[Chart and figure data]
------------

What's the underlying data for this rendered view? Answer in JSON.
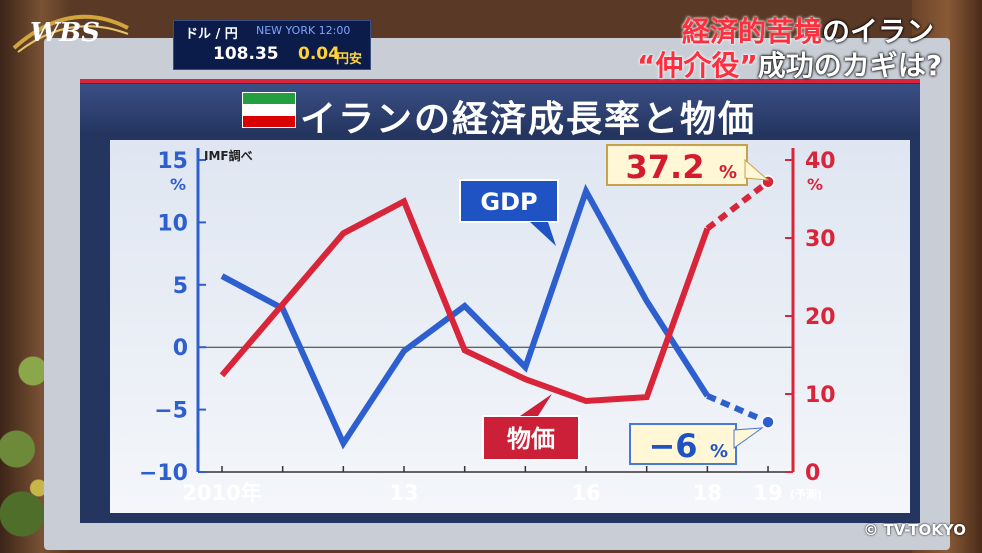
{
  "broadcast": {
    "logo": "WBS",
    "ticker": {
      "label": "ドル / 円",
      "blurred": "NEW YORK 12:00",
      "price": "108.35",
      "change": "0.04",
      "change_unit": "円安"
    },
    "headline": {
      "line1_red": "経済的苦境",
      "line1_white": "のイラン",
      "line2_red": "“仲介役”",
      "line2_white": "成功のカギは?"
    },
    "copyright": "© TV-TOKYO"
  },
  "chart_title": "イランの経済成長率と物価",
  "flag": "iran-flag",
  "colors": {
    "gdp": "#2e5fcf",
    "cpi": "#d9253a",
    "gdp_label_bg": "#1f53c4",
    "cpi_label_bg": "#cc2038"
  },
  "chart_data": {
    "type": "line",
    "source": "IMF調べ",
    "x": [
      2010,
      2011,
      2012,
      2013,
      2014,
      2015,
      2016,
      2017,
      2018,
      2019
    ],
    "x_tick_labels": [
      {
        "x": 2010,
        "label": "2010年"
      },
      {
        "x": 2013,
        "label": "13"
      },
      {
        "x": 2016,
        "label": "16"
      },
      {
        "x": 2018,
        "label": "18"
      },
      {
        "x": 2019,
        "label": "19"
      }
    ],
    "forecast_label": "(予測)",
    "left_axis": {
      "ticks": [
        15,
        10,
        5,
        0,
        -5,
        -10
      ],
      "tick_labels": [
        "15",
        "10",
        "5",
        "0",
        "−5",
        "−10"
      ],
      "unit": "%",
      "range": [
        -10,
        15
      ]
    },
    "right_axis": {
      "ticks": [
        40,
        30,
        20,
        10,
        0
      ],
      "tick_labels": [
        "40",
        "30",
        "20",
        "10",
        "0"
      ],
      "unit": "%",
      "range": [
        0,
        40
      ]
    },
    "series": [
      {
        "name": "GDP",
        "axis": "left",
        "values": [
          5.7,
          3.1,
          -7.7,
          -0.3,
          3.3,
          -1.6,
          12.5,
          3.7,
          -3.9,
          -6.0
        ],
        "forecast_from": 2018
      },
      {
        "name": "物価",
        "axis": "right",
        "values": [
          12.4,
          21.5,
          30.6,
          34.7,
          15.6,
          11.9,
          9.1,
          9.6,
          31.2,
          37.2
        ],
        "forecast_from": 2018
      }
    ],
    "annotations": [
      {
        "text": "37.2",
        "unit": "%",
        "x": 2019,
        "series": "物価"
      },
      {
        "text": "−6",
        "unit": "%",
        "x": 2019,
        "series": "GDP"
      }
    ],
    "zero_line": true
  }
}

------------

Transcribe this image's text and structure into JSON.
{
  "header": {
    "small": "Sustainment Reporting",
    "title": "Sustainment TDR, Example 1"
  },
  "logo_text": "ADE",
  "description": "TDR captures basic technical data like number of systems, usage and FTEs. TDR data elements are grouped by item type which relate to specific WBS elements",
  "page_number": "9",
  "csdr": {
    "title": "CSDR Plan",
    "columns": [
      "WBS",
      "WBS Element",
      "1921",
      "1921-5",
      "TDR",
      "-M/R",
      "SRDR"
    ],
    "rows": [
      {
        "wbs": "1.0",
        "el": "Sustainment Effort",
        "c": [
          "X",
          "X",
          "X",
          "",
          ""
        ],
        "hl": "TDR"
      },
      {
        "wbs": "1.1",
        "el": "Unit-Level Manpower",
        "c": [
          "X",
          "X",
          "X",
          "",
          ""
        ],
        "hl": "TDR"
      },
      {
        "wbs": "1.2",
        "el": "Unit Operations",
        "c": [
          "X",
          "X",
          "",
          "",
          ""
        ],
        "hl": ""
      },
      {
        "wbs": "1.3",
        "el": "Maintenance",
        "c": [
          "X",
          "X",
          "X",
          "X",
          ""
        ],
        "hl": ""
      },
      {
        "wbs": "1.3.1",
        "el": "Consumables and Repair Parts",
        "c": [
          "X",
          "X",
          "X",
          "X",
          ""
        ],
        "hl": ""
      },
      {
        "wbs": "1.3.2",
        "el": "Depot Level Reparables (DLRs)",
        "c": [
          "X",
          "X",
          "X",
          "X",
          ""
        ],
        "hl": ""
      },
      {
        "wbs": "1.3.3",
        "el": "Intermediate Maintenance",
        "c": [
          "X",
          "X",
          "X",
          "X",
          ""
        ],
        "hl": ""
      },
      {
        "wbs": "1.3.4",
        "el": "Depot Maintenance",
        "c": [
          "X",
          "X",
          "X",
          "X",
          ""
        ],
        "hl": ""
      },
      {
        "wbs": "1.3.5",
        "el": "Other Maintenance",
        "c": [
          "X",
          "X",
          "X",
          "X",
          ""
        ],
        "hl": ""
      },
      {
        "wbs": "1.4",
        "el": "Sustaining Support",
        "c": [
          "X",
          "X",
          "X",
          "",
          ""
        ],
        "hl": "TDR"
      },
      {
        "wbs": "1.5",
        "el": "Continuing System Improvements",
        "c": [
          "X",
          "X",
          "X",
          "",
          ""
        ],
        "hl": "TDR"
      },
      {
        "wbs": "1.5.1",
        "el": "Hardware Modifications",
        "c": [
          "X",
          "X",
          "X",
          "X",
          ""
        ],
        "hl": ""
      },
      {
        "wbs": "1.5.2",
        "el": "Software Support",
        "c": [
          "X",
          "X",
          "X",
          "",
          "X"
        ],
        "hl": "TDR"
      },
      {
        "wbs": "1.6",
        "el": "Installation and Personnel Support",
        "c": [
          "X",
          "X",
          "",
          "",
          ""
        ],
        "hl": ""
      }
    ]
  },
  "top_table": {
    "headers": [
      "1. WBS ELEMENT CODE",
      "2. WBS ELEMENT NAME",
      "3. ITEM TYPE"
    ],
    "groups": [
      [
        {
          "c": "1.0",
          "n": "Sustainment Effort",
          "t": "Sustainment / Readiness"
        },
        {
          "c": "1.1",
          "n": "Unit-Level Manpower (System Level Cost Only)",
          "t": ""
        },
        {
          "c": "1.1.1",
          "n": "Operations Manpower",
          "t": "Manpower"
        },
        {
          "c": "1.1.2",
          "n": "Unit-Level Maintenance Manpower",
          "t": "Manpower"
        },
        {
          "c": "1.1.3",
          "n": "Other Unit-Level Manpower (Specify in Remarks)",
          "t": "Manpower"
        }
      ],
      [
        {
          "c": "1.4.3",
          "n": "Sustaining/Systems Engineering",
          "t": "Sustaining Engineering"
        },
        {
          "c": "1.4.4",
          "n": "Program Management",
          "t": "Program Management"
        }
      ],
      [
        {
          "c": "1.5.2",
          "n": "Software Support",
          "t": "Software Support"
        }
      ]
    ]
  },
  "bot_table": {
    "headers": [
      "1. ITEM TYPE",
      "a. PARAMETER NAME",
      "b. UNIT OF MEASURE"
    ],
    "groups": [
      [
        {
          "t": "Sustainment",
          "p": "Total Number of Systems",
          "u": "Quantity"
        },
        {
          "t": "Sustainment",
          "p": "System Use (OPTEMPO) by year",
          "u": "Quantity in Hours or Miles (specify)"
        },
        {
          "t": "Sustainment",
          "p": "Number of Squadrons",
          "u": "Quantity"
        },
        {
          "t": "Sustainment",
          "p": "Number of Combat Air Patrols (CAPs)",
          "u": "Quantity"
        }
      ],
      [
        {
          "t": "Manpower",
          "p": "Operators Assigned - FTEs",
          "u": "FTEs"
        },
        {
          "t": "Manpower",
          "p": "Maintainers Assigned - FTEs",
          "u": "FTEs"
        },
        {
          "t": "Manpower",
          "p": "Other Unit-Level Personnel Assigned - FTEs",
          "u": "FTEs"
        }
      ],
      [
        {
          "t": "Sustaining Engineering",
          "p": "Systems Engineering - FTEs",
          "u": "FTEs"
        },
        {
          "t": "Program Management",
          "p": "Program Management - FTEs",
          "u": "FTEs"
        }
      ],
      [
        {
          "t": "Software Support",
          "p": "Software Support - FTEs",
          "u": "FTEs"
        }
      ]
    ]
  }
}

------------

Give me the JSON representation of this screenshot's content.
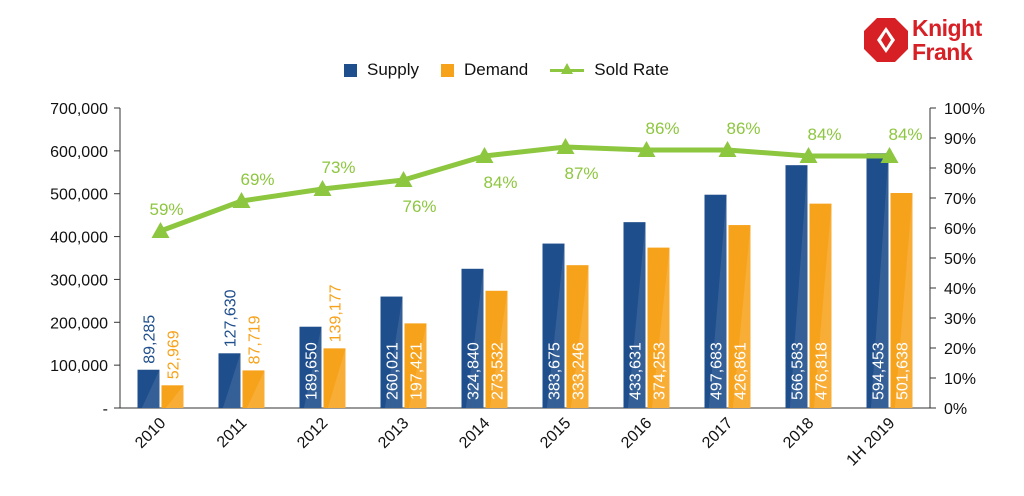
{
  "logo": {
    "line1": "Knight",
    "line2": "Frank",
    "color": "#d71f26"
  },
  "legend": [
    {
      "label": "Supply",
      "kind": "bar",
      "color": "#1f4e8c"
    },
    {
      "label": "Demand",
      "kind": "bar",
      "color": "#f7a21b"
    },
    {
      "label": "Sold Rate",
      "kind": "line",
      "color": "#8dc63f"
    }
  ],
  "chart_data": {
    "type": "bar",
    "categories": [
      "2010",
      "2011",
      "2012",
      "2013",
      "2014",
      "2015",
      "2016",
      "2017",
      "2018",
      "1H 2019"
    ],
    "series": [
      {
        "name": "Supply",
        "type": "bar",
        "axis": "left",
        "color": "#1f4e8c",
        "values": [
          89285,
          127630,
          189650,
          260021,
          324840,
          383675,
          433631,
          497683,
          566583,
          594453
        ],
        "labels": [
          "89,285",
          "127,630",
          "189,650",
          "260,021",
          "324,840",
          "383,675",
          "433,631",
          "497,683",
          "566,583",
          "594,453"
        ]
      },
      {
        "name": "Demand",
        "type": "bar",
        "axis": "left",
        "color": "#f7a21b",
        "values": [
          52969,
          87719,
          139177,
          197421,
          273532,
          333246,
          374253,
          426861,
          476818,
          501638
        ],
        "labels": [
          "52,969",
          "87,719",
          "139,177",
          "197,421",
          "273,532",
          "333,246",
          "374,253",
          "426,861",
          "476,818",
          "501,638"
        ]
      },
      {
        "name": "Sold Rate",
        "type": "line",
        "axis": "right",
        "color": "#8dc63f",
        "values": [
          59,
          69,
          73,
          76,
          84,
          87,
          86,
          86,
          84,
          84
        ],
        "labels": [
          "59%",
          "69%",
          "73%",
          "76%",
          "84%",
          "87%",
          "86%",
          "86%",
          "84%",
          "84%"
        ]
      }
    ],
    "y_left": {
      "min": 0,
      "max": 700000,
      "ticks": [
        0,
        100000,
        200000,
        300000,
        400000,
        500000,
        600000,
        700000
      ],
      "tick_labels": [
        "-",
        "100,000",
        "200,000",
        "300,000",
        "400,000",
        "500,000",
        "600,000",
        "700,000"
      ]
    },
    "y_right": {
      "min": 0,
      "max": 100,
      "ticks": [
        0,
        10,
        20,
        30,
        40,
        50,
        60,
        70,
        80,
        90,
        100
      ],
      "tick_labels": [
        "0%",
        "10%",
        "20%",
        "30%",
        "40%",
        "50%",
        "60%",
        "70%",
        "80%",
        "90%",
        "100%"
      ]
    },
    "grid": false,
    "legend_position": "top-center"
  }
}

------------

## PROBLEM STATEMENT
Whichever lines contain the string "Other", select and copy them.

## ANSWER IN FULL
        "el": "Other Maintenance",
          "n": "Other Unit-Level Manpower (Specify in Remarks)",
          "p": "Other Unit-Level Personnel Assigned - FTEs",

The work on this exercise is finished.